Problem requirements:
Scan the data below for the string "item". Copy every line where it appears.

Some records

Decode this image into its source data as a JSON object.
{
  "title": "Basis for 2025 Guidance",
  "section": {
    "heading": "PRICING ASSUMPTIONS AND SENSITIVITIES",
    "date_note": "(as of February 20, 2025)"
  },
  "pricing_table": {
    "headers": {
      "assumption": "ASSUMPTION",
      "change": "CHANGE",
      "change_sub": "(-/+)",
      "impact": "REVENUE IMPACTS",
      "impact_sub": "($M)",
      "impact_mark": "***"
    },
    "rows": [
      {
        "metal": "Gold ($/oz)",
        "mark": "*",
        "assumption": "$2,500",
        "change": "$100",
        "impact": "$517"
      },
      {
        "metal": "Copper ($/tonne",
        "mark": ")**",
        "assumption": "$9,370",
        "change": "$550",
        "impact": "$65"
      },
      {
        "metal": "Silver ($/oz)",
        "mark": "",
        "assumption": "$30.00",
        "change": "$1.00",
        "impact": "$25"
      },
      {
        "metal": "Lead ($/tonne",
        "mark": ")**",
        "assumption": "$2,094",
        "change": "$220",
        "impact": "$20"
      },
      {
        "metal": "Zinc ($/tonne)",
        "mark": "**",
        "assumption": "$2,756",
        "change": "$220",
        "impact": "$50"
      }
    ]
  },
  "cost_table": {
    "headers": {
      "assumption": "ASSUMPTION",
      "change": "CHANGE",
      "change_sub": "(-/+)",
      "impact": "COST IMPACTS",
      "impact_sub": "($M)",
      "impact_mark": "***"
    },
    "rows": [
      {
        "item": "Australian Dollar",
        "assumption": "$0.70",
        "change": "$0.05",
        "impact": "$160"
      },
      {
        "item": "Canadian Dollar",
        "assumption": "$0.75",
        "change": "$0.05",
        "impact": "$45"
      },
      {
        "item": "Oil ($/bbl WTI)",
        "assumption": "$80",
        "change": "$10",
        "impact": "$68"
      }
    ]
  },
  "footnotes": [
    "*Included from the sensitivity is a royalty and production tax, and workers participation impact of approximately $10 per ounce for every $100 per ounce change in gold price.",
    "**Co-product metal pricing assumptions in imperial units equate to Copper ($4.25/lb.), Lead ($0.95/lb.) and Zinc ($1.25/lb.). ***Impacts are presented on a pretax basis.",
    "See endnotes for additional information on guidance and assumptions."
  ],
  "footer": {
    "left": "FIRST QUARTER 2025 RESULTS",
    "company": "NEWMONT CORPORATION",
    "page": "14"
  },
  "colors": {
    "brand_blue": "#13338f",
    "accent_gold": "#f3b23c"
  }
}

--

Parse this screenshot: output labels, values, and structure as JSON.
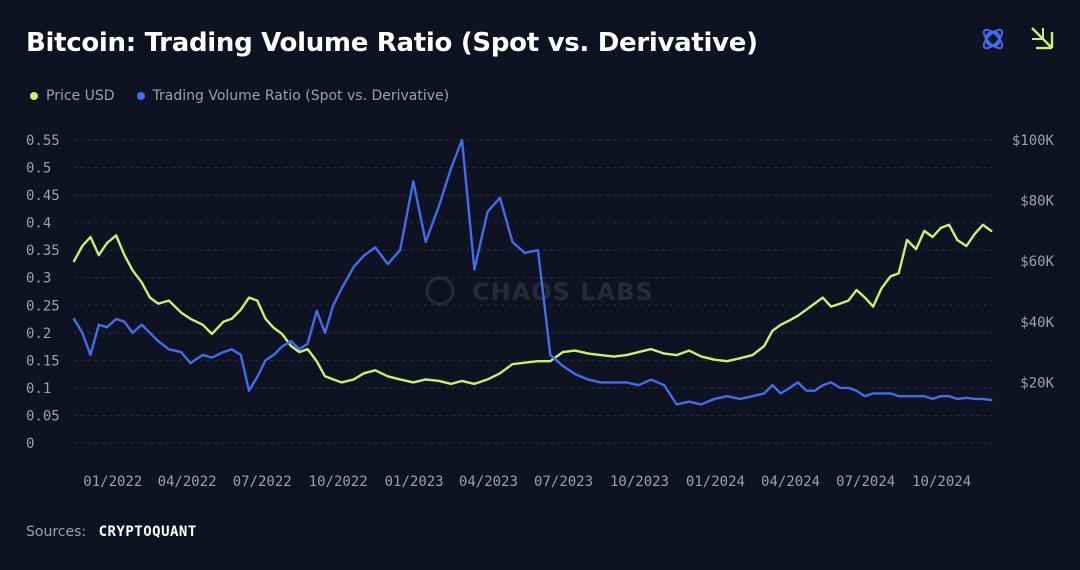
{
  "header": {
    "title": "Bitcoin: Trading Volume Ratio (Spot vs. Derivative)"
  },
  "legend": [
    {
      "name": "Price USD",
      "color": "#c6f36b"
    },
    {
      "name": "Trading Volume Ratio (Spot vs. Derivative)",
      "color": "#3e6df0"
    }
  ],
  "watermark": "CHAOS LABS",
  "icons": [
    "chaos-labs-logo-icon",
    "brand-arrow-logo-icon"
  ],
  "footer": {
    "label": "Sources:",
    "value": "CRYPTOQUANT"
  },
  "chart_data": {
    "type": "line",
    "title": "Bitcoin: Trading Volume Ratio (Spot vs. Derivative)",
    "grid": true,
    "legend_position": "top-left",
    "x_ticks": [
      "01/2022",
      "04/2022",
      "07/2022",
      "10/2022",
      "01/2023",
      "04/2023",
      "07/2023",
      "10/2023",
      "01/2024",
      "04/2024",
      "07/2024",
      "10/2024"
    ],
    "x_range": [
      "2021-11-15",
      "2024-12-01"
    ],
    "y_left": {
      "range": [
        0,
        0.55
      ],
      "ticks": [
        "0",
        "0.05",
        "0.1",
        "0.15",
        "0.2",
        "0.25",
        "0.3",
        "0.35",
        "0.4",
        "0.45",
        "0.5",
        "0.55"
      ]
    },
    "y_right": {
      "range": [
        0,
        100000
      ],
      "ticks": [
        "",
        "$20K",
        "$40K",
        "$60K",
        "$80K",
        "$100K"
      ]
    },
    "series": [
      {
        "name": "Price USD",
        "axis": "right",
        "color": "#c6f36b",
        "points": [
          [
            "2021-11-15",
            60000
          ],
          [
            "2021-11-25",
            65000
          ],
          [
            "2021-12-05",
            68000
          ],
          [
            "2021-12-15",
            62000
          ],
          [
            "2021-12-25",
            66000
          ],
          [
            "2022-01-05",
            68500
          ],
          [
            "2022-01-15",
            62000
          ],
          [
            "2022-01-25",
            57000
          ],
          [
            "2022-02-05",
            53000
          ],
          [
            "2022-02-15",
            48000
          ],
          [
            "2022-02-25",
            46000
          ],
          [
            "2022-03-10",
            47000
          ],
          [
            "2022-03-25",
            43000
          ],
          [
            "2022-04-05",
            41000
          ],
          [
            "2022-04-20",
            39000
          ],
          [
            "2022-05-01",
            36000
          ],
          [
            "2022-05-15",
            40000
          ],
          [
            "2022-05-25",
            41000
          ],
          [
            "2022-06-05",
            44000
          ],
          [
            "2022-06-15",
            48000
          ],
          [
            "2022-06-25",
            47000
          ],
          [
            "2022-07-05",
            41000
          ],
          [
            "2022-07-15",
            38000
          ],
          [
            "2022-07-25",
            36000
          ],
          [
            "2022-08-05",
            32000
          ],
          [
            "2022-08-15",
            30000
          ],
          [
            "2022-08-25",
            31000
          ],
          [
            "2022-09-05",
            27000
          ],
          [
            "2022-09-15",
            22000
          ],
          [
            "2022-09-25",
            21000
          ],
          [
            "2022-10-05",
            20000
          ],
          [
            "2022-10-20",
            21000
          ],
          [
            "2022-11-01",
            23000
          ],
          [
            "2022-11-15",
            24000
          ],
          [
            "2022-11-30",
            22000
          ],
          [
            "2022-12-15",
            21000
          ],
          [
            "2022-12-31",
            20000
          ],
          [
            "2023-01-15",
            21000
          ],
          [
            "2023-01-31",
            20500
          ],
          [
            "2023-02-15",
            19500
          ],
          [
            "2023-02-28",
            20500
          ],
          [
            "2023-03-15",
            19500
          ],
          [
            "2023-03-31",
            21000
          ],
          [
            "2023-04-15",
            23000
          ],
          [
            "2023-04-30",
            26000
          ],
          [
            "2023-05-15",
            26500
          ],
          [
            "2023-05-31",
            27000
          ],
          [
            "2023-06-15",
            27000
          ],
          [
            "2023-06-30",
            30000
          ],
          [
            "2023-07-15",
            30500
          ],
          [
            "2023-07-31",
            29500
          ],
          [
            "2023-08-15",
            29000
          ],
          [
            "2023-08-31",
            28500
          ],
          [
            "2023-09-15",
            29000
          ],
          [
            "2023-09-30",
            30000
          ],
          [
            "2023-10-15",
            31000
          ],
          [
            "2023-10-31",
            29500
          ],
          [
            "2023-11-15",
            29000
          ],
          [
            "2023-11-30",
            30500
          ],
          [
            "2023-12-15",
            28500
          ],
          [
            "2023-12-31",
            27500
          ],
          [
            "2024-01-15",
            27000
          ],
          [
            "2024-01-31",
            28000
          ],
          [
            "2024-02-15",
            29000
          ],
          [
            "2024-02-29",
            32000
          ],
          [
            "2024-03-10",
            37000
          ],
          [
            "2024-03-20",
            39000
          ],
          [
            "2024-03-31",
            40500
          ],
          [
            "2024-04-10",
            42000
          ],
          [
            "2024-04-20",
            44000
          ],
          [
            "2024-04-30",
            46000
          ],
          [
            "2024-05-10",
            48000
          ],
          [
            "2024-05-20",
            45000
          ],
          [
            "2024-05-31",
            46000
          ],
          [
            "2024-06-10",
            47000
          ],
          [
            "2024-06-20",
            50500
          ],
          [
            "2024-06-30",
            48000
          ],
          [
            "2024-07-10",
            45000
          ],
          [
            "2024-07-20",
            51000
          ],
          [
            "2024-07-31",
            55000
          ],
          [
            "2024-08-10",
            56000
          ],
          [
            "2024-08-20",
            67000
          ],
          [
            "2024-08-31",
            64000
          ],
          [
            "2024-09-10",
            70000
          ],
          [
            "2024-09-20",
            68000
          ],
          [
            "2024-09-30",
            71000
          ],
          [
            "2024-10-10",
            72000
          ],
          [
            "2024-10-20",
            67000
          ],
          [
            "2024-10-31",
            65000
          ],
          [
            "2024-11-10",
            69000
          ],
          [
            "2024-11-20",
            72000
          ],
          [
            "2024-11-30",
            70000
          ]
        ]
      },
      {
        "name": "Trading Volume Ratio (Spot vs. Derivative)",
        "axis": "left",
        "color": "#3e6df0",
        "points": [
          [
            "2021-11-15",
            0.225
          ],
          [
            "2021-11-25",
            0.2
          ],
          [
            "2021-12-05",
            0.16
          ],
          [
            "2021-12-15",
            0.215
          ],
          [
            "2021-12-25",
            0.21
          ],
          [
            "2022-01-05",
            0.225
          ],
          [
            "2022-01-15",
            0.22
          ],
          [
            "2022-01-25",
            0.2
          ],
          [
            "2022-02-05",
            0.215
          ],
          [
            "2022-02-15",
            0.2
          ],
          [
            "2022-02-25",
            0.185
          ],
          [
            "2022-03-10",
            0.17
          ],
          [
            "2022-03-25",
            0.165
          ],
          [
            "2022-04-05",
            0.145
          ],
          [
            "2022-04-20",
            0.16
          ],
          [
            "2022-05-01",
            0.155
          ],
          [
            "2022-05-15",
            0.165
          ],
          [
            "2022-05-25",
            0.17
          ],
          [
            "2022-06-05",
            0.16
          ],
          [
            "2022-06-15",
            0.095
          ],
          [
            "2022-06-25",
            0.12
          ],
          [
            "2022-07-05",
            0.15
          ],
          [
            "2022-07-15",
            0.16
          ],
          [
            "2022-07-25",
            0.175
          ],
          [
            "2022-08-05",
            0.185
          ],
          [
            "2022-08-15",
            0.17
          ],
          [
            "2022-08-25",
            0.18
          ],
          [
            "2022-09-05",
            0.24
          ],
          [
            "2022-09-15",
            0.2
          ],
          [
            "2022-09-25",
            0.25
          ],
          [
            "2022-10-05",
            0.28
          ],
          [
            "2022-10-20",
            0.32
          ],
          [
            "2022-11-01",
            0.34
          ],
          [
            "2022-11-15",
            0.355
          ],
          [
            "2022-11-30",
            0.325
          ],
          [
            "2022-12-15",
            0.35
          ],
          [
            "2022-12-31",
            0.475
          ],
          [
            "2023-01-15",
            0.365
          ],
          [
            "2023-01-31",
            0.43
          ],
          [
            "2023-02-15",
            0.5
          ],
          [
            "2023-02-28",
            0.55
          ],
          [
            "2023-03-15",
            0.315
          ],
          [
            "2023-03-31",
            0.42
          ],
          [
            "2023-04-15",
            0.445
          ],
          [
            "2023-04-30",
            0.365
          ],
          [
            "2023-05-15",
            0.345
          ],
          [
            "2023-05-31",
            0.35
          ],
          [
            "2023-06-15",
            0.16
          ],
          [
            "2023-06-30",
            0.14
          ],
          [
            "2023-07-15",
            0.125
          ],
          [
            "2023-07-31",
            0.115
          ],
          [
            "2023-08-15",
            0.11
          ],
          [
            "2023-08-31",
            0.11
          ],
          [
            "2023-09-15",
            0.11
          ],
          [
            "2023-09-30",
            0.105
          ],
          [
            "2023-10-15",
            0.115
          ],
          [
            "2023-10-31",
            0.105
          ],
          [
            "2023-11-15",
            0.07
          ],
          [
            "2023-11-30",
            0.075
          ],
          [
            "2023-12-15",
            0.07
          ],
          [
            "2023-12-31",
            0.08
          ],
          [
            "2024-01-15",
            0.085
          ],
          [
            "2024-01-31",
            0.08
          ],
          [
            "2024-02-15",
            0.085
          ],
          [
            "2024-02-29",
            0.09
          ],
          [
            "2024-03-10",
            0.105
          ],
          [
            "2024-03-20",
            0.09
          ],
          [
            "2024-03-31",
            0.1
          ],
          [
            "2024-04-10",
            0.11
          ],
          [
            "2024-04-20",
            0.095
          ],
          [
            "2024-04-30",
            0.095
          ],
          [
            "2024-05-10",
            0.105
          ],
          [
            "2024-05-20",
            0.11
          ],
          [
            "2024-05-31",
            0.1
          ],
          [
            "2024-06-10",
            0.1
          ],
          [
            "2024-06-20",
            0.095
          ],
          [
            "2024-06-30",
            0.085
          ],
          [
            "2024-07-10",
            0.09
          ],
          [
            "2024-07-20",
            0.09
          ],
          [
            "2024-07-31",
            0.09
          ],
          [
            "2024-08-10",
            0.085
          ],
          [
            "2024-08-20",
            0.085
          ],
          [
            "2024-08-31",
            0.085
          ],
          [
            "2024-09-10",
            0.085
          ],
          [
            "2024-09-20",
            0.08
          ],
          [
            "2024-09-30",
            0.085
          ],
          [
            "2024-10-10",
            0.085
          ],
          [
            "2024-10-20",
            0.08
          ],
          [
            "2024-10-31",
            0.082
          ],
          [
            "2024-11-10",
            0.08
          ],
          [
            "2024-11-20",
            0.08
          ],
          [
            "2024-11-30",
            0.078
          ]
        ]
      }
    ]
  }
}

Answer to the task:
        "item": "Australian Dollar",
        "item": "Canadian Dollar",
        "item": "Oil ($/bbl WTI)",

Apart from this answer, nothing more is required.